TASK: Pick out every line in the listing below that contains the word "Moving", and copy each one in full.

DATA IN THIS EXERCISE:
** start **

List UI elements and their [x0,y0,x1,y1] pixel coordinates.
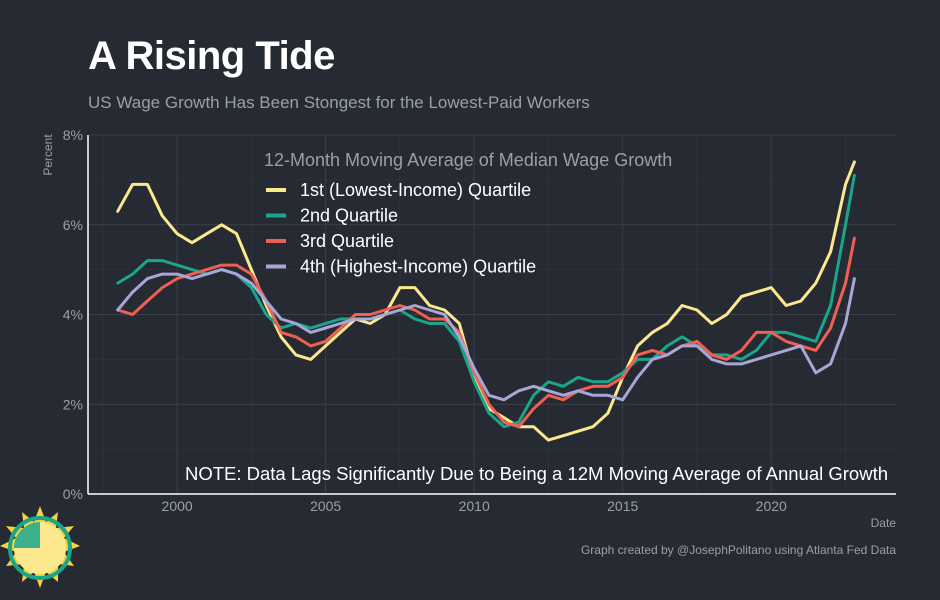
legend-title: 12-Month Moving Average of Median Wage G… [264,150,672,170]
chart-annotation: NOTE: Data Lags Significantly Due to Bei… [185,463,888,484]
x-axis-title: Date [871,516,897,530]
legend-label: 2nd Quartile [300,206,398,226]
series-line-q3 [116,236,856,429]
x-tick-label: 2000 [162,498,193,514]
series-line-q1 [116,160,856,442]
x-tick-label: 2020 [756,498,787,514]
chart-title: A Rising Tide [88,34,335,78]
legend-label: 3rd Quartile [300,231,394,251]
axes: 0% 2% 4% 6% 8% 2000 2005 2010 2015 2020 Percent Dat… [41,127,896,530]
legend-label: 4th (Highest-Income) Quartile [300,257,536,277]
y-axis-title: Percent [41,134,55,176]
chart-subtitle: US Wage Growth Has Been Stongest for the… [88,93,590,112]
sun-icon [0,506,80,588]
x-tick-label: 2010 [459,498,490,514]
y-tick-label: 4% [63,307,83,323]
series-lines [116,160,856,442]
y-tick-label: 8% [63,127,83,143]
x-tick-label: 2015 [607,498,638,514]
series-line-q4 [116,268,856,402]
grid-lines [88,134,896,495]
legend-label: 1st (Lowest-Income) Quartile [300,180,531,200]
y-tick-label: 6% [63,217,83,233]
source-credit: Graph created by @JosephPolitano using A… [580,543,896,557]
x-tick-label: 2005 [310,498,341,514]
y-tick-label: 2% [63,396,83,412]
legend: 12-Month Moving Average of Median Wage G… [264,150,672,277]
y-tick-label: 0% [63,486,83,502]
chart-text: NOTE: Data Lags Significantly Due to Bei… [185,463,888,484]
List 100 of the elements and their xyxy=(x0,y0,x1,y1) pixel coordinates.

** end **

SOLUTION TO THIS PROBLEM:
legend-title: 12-Month Moving Average of Median Wage G… [264,150,672,170]
legend: 12-Month Moving Average of Median Wage G… [264,150,672,277]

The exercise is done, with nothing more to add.